[start Recorded data]

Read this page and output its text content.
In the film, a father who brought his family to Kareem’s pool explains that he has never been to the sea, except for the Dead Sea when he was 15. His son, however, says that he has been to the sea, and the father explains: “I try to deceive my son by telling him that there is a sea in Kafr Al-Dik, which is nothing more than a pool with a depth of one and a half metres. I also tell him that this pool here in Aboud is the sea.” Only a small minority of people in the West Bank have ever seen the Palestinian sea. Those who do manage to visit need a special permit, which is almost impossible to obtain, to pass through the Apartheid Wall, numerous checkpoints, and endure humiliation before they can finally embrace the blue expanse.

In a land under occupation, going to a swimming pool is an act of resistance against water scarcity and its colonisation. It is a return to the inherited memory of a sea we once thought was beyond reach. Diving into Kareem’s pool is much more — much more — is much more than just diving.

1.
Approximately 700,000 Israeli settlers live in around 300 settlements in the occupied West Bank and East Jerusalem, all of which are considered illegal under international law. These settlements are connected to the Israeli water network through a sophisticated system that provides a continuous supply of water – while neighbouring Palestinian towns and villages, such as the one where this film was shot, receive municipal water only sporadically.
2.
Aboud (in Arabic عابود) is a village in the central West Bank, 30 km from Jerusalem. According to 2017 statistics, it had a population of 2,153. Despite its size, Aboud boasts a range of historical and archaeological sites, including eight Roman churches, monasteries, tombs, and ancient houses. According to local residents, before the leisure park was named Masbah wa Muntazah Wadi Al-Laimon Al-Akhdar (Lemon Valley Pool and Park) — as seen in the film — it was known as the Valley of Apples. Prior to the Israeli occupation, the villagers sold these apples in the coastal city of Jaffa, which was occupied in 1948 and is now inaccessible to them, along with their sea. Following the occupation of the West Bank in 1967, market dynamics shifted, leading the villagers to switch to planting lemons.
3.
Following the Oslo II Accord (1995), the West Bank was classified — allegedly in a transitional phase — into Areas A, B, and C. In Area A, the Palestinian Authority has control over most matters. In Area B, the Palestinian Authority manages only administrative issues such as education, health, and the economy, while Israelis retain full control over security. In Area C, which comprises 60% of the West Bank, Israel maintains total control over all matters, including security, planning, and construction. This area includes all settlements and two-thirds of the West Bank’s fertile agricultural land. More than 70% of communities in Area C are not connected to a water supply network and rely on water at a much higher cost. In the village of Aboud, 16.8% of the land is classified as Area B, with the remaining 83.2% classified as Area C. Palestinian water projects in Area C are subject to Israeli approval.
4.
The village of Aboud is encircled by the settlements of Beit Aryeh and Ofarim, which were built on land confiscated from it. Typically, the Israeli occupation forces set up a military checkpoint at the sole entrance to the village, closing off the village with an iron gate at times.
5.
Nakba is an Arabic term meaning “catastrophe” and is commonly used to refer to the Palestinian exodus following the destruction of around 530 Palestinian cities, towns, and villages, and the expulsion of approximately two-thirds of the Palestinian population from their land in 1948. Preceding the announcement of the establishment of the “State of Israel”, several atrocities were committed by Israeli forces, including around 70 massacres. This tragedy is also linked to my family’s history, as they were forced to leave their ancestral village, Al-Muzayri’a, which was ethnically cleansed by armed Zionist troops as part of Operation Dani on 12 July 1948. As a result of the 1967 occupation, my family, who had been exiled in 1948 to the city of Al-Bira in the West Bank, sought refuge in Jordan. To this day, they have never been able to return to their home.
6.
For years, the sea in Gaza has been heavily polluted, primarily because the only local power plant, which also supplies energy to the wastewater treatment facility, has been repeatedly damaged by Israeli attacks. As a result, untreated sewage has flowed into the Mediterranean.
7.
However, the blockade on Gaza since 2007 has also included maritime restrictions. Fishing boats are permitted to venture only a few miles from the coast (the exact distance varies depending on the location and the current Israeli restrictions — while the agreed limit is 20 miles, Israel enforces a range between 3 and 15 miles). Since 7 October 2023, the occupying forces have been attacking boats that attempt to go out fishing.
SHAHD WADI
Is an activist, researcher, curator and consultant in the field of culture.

[end Recorded data]

Written task
From the records above, extract every entry verbatim.

Result of the task
Read this page and output its text content.
In the film, a father who brought his family to Kareem’s pool explains that he has never been to the sea, except for the Dead Sea when he was 15. His son, however, says that he has been to the sea, and the father explains: “I try to deceive my son by telling him that there is a sea in Kafr Al-Dik, which is nothing more than a pool with a depth of one and a half metres. I also tell him that this pool here in Aboud is the sea.” Only a small minority of people in the West Bank have ever seen the Palestinian sea. Those who do manage to visit need a special permit, which is almost impossible to obtain, to pass through the Apartheid Wall, numerous checkpoints, and endure humiliation before they can finally embrace the blue expanse.

In a land under occupation, going to a swimming pool is an act of resistance against water scarcity and its colonisation. It is a return to the inherited memory of a sea we once thought was beyond reach. Diving into Kareem’s pool is much more — much more — is much more than just diving.

1.
Approximately 700,000 Israeli settlers live in around 300 settlements in the occupied West Bank and East Jerusalem, all of which are considered illegal under international law. These settlements are connected to the Israeli water network through a sophisticated system that provides a continuous supply of water – while neighbouring Palestinian towns and villages, such as the one where this film was shot, receive municipal water only sporadically.
2.
Aboud (in Arabic عابود) is a village in the central West Bank, 30 km from Jerusalem. According to 2017 statistics, it had a population of 2,153. Despite its size, Aboud boasts a range of historical and archaeological sites, including eight Roman churches, monasteries, tombs, and ancient houses. According to local residents, before the leisure park was named Masbah wa Muntazah Wadi Al-Laimon Al-Akhdar (Lemon Valley Pool and Park) — as seen in the film — it was known as the Valley of Apples. Prior to the Israeli occupation, the villagers sold these apples in the coastal city of Jaffa, which was occupied in 1948 and is now inaccessible to them, along with their sea. Following the occupation of the West Bank in 1967, market dynamics shifted, leading the villagers to switch to planting lemons.
3.
Following the Oslo II Accord (1995), the West Bank was classified — allegedly in a transitional phase — into Areas A, B, and C. In Area A, the Palestinian Authority has control over most matters. In Area B, the Palestinian Authority manages only administrative issues such as education, health, and the economy, while Israelis retain full control over security. In Area C, which comprises 60% of the West Bank, Israel maintains total control over all matters, including security, planning, and construction. This area includes all settlements and two-thirds of the West Bank’s fertile agricultural land. More than 70% of communities in Area C are not connected to a water supply network and rely on water at a much higher cost. In the village of Aboud, 16.8% of the land is classified as Area B, with the remaining 83.2% classified as Area C. Palestinian water projects in Area C are subject to Israeli approval.
4.
The village of Aboud is encircled by the settlements of Beit Aryeh and Ofarim, which were built on land confiscated from it. Typically, the Israeli occupation forces set up a military checkpoint at the sole entrance to the village, closing off the village with an iron gate at times.
5.
Nakba is an Arabic term meaning “catastrophe” and is commonly used to refer to the Palestinian exodus following the destruction of around 530 Palestinian cities, towns, and villages, and the expulsion of approximately two-thirds of the Palestinian population from their land in 1948. Preceding the announcement of the establishment of the “State of Israel”, several atrocities were committed by Israeli forces, including around 70 massacres. This tragedy is also linked to my family’s history, as they were forced to leave their ancestral village, Al-Muzayri’a, which was ethnically cleansed by armed Zionist troops as part of Operation Dani on 12 July 1948. As a result of the 1967 occupation, my family, who had been exiled in 1948 to the city of Al-Bira in the West Bank, sought refuge in Jordan. To this day, they have never been able to return to their home.
6.
For years, the sea in Gaza has been heavily polluted, primarily because the only local power plant, which also supplies energy to the wastewater treatment facility, has been repeatedly damaged by Israeli attacks. As a result, untreated sewage has flowed into the Mediterranean.
7.
However, the blockade on Gaza since 2007 has also included maritime restrictions. Fishing boats are permitted to venture only a few miles from the coast (the exact distance varies depending on the location and the current Israeli restrictions — while the agreed limit is 20 miles, Israel enforces a range between 3 and 15 miles). Since 7 October 2023, the occupying forces have been attacking boats that attempt to go out fishing.
SHAHD WADI
Is an activist, researcher, curator and consultant in the field of culture.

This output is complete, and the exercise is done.